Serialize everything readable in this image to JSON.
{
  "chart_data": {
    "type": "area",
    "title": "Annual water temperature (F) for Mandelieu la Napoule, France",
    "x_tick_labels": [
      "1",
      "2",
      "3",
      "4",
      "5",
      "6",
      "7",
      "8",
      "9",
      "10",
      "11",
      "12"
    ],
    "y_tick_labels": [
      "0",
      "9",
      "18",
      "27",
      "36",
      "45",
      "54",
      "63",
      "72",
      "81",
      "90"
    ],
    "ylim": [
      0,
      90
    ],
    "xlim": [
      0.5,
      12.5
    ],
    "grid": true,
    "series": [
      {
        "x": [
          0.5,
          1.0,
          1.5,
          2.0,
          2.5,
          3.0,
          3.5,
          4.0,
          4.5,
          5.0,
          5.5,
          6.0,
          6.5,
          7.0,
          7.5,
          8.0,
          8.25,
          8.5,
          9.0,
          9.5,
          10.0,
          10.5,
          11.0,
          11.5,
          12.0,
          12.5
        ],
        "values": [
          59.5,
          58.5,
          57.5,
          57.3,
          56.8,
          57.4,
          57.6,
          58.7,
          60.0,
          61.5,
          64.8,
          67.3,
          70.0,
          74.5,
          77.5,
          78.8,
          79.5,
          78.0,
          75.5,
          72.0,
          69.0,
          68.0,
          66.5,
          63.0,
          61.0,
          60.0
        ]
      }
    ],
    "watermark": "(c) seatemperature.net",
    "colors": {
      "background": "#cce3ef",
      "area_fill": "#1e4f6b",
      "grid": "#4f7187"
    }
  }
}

## Required work
The records above need to be transcribed in full. Keep every character unchanged.

## Response
Serialize everything readable in this image to JSON.
{
  "chart_data": {
    "type": "area",
    "title": "Annual water temperature (F) for Mandelieu la Napoule, France",
    "x_tick_labels": [
      "1",
      "2",
      "3",
      "4",
      "5",
      "6",
      "7",
      "8",
      "9",
      "10",
      "11",
      "12"
    ],
    "y_tick_labels": [
      "0",
      "9",
      "18",
      "27",
      "36",
      "45",
      "54",
      "63",
      "72",
      "81",
      "90"
    ],
    "ylim": [
      0,
      90
    ],
    "xlim": [
      0.5,
      12.5
    ],
    "grid": true,
    "series": [
      {
        "x": [
          0.5,
          1.0,
          1.5,
          2.0,
          2.5,
          3.0,
          3.5,
          4.0,
          4.5,
          5.0,
          5.5,
          6.0,
          6.5,
          7.0,
          7.5,
          8.0,
          8.25,
          8.5,
          9.0,
          9.5,
          10.0,
          10.5,
          11.0,
          11.5,
          12.0,
          12.5
        ],
        "values": [
          59.5,
          58.5,
          57.5,
          57.3,
          56.8,
          57.4,
          57.6,
          58.7,
          60.0,
          61.5,
          64.8,
          67.3,
          70.0,
          74.5,
          77.5,
          78.8,
          79.5,
          78.0,
          75.5,
          72.0,
          69.0,
          68.0,
          66.5,
          63.0,
          61.0,
          60.0
        ]
      }
    ],
    "watermark": "(c) seatemperature.net",
    "colors": {
      "background": "#cce3ef",
      "area_fill": "#1e4f6b",
      "grid": "#4f7187"
    }
  }
}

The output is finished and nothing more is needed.